Would you return all of this data exactly, leaving nothing out?

— Start Items —

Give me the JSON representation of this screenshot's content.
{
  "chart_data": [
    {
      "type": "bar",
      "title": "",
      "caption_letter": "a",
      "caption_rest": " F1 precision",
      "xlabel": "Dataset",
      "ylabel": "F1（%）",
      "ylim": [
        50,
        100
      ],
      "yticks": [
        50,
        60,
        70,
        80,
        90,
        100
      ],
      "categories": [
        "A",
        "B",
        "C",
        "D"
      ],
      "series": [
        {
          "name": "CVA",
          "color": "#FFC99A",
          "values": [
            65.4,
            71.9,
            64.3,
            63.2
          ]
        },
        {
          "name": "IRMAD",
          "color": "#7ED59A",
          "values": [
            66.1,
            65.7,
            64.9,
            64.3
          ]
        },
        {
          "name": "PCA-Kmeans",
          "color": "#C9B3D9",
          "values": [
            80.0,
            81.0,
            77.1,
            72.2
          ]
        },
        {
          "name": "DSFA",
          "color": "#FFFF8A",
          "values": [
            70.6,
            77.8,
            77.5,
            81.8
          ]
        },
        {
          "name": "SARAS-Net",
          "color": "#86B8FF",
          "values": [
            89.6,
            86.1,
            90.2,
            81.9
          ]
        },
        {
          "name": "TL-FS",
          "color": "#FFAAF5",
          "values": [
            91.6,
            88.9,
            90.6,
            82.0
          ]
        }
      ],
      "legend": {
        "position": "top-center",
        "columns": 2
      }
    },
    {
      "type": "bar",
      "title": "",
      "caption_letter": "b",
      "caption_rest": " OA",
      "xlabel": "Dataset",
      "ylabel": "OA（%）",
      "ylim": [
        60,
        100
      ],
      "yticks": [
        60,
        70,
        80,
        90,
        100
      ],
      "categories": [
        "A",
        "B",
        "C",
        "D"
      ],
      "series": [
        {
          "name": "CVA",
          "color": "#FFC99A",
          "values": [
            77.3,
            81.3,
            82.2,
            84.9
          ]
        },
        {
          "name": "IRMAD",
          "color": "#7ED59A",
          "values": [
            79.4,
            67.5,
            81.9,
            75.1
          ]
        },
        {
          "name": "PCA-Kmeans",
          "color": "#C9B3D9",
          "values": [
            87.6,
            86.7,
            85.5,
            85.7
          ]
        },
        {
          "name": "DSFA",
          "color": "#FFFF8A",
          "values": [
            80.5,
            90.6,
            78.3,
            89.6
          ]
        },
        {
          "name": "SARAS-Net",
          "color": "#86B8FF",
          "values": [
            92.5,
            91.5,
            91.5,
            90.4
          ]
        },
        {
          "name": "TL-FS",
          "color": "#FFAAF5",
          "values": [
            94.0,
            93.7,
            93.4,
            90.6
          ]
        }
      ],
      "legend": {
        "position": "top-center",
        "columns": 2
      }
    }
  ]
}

— End Items —

*Result below*:
Give me the JSON representation of this screenshot's content.
{
  "chart_data": [
    {
      "type": "bar",
      "title": "",
      "caption_letter": "a",
      "caption_rest": " F1 precision",
      "xlabel": "Dataset",
      "ylabel": "F1（%）",
      "ylim": [
        50,
        100
      ],
      "yticks": [
        50,
        60,
        70,
        80,
        90,
        100
      ],
      "categories": [
        "A",
        "B",
        "C",
        "D"
      ],
      "series": [
        {
          "name": "CVA",
          "color": "#FFC99A",
          "values": [
            65.4,
            71.9,
            64.3,
            63.2
          ]
        },
        {
          "name": "IRMAD",
          "color": "#7ED59A",
          "values": [
            66.1,
            65.7,
            64.9,
            64.3
          ]
        },
        {
          "name": "PCA-Kmeans",
          "color": "#C9B3D9",
          "values": [
            80.0,
            81.0,
            77.1,
            72.2
          ]
        },
        {
          "name": "DSFA",
          "color": "#FFFF8A",
          "values": [
            70.6,
            77.8,
            77.5,
            81.8
          ]
        },
        {
          "name": "SARAS-Net",
          "color": "#86B8FF",
          "values": [
            89.6,
            86.1,
            90.2,
            81.9
          ]
        },
        {
          "name": "TL-FS",
          "color": "#FFAAF5",
          "values": [
            91.6,
            88.9,
            90.6,
            82.0
          ]
        }
      ],
      "legend": {
        "position": "top-center",
        "columns": 2
      }
    },
    {
      "type": "bar",
      "title": "",
      "caption_letter": "b",
      "caption_rest": " OA",
      "xlabel": "Dataset",
      "ylabel": "OA（%）",
      "ylim": [
        60,
        100
      ],
      "yticks": [
        60,
        70,
        80,
        90,
        100
      ],
      "categories": [
        "A",
        "B",
        "C",
        "D"
      ],
      "series": [
        {
          "name": "CVA",
          "color": "#FFC99A",
          "values": [
            77.3,
            81.3,
            82.2,
            84.9
          ]
        },
        {
          "name": "IRMAD",
          "color": "#7ED59A",
          "values": [
            79.4,
            67.5,
            81.9,
            75.1
          ]
        },
        {
          "name": "PCA-Kmeans",
          "color": "#C9B3D9",
          "values": [
            87.6,
            86.7,
            85.5,
            85.7
          ]
        },
        {
          "name": "DSFA",
          "color": "#FFFF8A",
          "values": [
            80.5,
            90.6,
            78.3,
            89.6
          ]
        },
        {
          "name": "SARAS-Net",
          "color": "#86B8FF",
          "values": [
            92.5,
            91.5,
            91.5,
            90.4
          ]
        },
        {
          "name": "TL-FS",
          "color": "#FFAAF5",
          "values": [
            94.0,
            93.7,
            93.4,
            90.6
          ]
        }
      ],
      "legend": {
        "position": "top-center",
        "columns": 2
      }
    }
  ]
}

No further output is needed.